• **YOUR TASK**
Extract each line of the data below exactly as written.

• **DATA ROWS**

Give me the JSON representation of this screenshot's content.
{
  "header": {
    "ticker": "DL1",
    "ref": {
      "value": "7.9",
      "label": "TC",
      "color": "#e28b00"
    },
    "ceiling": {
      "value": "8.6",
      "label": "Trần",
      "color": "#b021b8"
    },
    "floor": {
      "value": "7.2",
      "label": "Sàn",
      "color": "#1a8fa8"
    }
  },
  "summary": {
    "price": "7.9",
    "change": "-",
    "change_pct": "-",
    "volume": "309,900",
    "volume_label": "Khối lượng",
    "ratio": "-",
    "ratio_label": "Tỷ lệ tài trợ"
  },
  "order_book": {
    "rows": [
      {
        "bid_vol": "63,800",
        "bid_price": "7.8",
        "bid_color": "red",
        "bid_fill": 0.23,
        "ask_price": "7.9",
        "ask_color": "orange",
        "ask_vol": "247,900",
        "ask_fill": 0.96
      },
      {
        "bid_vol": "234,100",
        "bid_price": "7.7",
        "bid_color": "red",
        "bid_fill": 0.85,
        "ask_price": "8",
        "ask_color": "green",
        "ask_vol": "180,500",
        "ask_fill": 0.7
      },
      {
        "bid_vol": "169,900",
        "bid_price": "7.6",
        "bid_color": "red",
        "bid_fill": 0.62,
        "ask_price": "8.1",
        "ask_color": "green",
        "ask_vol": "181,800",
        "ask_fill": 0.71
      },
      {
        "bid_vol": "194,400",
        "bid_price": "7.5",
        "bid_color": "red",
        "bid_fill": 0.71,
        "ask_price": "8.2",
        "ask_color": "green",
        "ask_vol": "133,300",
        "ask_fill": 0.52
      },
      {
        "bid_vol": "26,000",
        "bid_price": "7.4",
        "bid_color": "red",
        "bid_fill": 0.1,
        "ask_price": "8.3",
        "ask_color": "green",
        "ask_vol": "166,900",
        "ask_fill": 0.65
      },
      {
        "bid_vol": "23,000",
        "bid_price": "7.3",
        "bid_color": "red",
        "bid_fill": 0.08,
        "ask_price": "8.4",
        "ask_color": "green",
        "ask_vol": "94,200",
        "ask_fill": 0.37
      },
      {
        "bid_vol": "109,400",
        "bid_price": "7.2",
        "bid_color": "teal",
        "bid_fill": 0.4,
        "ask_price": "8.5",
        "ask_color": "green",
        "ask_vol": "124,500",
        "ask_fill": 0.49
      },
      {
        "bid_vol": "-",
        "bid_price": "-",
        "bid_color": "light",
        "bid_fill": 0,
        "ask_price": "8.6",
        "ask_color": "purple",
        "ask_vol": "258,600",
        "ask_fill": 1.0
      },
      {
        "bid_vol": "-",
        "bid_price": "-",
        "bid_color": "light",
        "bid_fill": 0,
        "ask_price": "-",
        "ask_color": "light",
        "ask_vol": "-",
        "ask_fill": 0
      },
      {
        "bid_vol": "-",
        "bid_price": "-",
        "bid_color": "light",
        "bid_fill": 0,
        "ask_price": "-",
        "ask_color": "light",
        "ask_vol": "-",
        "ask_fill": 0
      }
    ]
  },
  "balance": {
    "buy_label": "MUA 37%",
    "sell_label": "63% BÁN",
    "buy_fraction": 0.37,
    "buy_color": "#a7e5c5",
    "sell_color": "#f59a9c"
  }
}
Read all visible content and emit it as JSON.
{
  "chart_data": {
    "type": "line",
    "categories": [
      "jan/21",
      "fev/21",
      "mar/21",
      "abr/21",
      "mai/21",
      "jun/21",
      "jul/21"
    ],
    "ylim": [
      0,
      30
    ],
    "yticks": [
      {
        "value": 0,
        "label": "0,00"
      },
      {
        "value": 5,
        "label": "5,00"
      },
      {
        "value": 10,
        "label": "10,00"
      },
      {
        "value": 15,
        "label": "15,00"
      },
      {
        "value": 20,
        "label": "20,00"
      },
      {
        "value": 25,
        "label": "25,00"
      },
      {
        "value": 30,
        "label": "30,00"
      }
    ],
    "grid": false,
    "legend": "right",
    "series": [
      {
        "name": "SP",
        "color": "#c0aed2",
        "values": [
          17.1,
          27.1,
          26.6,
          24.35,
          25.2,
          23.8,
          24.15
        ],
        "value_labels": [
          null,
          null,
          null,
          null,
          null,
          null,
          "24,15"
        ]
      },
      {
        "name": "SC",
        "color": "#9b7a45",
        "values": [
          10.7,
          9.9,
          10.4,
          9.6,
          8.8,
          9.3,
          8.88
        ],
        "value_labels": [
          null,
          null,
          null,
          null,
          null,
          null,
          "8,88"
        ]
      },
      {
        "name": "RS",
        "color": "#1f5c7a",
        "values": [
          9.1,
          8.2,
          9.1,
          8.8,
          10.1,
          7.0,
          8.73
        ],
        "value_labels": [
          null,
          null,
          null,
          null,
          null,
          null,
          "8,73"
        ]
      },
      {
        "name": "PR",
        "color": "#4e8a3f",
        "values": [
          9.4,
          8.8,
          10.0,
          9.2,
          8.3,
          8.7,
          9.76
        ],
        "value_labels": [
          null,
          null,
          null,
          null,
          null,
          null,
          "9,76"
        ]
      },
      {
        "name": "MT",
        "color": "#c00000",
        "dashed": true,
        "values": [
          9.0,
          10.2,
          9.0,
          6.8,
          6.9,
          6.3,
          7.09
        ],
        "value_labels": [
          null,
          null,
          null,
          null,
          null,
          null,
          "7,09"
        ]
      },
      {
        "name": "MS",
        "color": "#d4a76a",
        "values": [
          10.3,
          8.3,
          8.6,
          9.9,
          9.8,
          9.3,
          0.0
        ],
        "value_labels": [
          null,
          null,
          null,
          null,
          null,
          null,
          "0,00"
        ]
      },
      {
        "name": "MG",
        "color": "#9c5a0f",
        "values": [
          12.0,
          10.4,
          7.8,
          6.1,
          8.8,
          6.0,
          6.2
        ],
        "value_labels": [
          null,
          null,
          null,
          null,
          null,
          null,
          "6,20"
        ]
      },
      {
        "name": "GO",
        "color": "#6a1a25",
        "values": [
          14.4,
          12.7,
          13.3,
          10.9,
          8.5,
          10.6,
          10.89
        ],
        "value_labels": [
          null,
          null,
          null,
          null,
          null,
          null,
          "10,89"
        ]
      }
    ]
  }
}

• **SOLUTION TO THE PROBLEM**
Give me the JSON representation of this screenshot's content.
{
  "header": {
    "ticker": "DL1",
    "ref": {
      "value": "7.9",
      "label": "TC",
      "color": "#e28b00"
    },
    "ceiling": {
      "value": "8.6",
      "label": "Trần",
      "color": "#b021b8"
    },
    "floor": {
      "value": "7.2",
      "label": "Sàn",
      "color": "#1a8fa8"
    }
  },
  "summary": {
    "price": "7.9",
    "change": "-",
    "change_pct": "-",
    "volume": "309,900",
    "volume_label": "Khối lượng",
    "ratio": "-",
    "ratio_label": "Tỷ lệ tài trợ"
  },
  "order_book": {
    "rows": [
      {
        "bid_vol": "63,800",
        "bid_price": "7.8",
        "bid_color": "red",
        "bid_fill": 0.23,
        "ask_price": "7.9",
        "ask_color": "orange",
        "ask_vol": "247,900",
        "ask_fill": 0.96
      },
      {
        "bid_vol": "234,100",
        "bid_price": "7.7",
        "bid_color": "red",
        "bid_fill": 0.85,
        "ask_price": "8",
        "ask_color": "green",
        "ask_vol": "180,500",
        "ask_fill": 0.7
      },
      {
        "bid_vol": "169,900",
        "bid_price": "7.6",
        "bid_color": "red",
        "bid_fill": 0.62,
        "ask_price": "8.1",
        "ask_color": "green",
        "ask_vol": "181,800",
        "ask_fill": 0.71
      },
      {
        "bid_vol": "194,400",
        "bid_price": "7.5",
        "bid_color": "red",
        "bid_fill": 0.71,
        "ask_price": "8.2",
        "ask_color": "green",
        "ask_vol": "133,300",
        "ask_fill": 0.52
      },
      {
        "bid_vol": "26,000",
        "bid_price": "7.4",
        "bid_color": "red",
        "bid_fill": 0.1,
        "ask_price": "8.3",
        "ask_color": "green",
        "ask_vol": "166,900",
        "ask_fill": 0.65
      },
      {
        "bid_vol": "23,000",
        "bid_price": "7.3",
        "bid_color": "red",
        "bid_fill": 0.08,
        "ask_price": "8.4",
        "ask_color": "green",
        "ask_vol": "94,200",
        "ask_fill": 0.37
      },
      {
        "bid_vol": "109,400",
        "bid_price": "7.2",
        "bid_color": "teal",
        "bid_fill": 0.4,
        "ask_price": "8.5",
        "ask_color": "green",
        "ask_vol": "124,500",
        "ask_fill": 0.49
      },
      {
        "bid_vol": "-",
        "bid_price": "-",
        "bid_color": "light",
        "bid_fill": 0,
        "ask_price": "8.6",
        "ask_color": "purple",
        "ask_vol": "258,600",
        "ask_fill": 1.0
      },
      {
        "bid_vol": "-",
        "bid_price": "-",
        "bid_color": "light",
        "bid_fill": 0,
        "ask_price": "-",
        "ask_color": "light",
        "ask_vol": "-",
        "ask_fill": 0
      },
      {
        "bid_vol": "-",
        "bid_price": "-",
        "bid_color": "light",
        "bid_fill": 0,
        "ask_price": "-",
        "ask_color": "light",
        "ask_vol": "-",
        "ask_fill": 0
      }
    ]
  },
  "balance": {
    "buy_label": "MUA 37%",
    "sell_label": "63% BÁN",
    "buy_fraction": 0.37,
    "buy_color": "#a7e5c5",
    "sell_color": "#f59a9c"
  }
}
Read all visible content and emit it as JSON.
{
  "chart_data": {
    "type": "line",
    "categories": [
      "jan/21",
      "fev/21",
      "mar/21",
      "abr/21",
      "mai/21",
      "jun/21",
      "jul/21"
    ],
    "ylim": [
      0,
      30
    ],
    "yticks": [
      {
        "value": 0,
        "label": "0,00"
      },
      {
        "value": 5,
        "label": "5,00"
      },
      {
        "value": 10,
        "label": "10,00"
      },
      {
        "value": 15,
        "label": "15,00"
      },
      {
        "value": 20,
        "label": "20,00"
      },
      {
        "value": 25,
        "label": "25,00"
      },
      {
        "value": 30,
        "label": "30,00"
      }
    ],
    "grid": false,
    "legend": "right",
    "series": [
      {
        "name": "SP",
        "color": "#c0aed2",
        "values": [
          17.1,
          27.1,
          26.6,
          24.35,
          25.2,
          23.8,
          24.15
        ],
        "value_labels": [
          null,
          null,
          null,
          null,
          null,
          null,
          "24,15"
        ]
      },
      {
        "name": "SC",
        "color": "#9b7a45",
        "values": [
          10.7,
          9.9,
          10.4,
          9.6,
          8.8,
          9.3,
          8.88
        ],
        "value_labels": [
          null,
          null,
          null,
          null,
          null,
          null,
          "8,88"
        ]
      },
      {
        "name": "RS",
        "color": "#1f5c7a",
        "values": [
          9.1,
          8.2,
          9.1,
          8.8,
          10.1,
          7.0,
          8.73
        ],
        "value_labels": [
          null,
          null,
          null,
          null,
          null,
          null,
          "8,73"
        ]
      },
      {
        "name": "PR",
        "color": "#4e8a3f",
        "values": [
          9.4,
          8.8,
          10.0,
          9.2,
          8.3,
          8.7,
          9.76
        ],
        "value_labels": [
          null,
          null,
          null,
          null,
          null,
          null,
          "9,76"
        ]
      },
      {
        "name": "MT",
        "color": "#c00000",
        "dashed": true,
        "values": [
          9.0,
          10.2,
          9.0,
          6.8,
          6.9,
          6.3,
          7.09
        ],
        "value_labels": [
          null,
          null,
          null,
          null,
          null,
          null,
          "7,09"
        ]
      },
      {
        "name": "MS",
        "color": "#d4a76a",
        "values": [
          10.3,
          8.3,
          8.6,
          9.9,
          9.8,
          9.3,
          0.0
        ],
        "value_labels": [
          null,
          null,
          null,
          null,
          null,
          null,
          "0,00"
        ]
      },
      {
        "name": "MG",
        "color": "#9c5a0f",
        "values": [
          12.0,
          10.4,
          7.8,
          6.1,
          8.8,
          6.0,
          6.2
        ],
        "value_labels": [
          null,
          null,
          null,
          null,
          null,
          null,
          "6,20"
        ]
      },
      {
        "name": "GO",
        "color": "#6a1a25",
        "values": [
          14.4,
          12.7,
          13.3,
          10.9,
          8.5,
          10.6,
          10.89
        ],
        "value_labels": [
          null,
          null,
          null,
          null,
          null,
          null,
          "10,89"
        ]
      }
    ]
  }
}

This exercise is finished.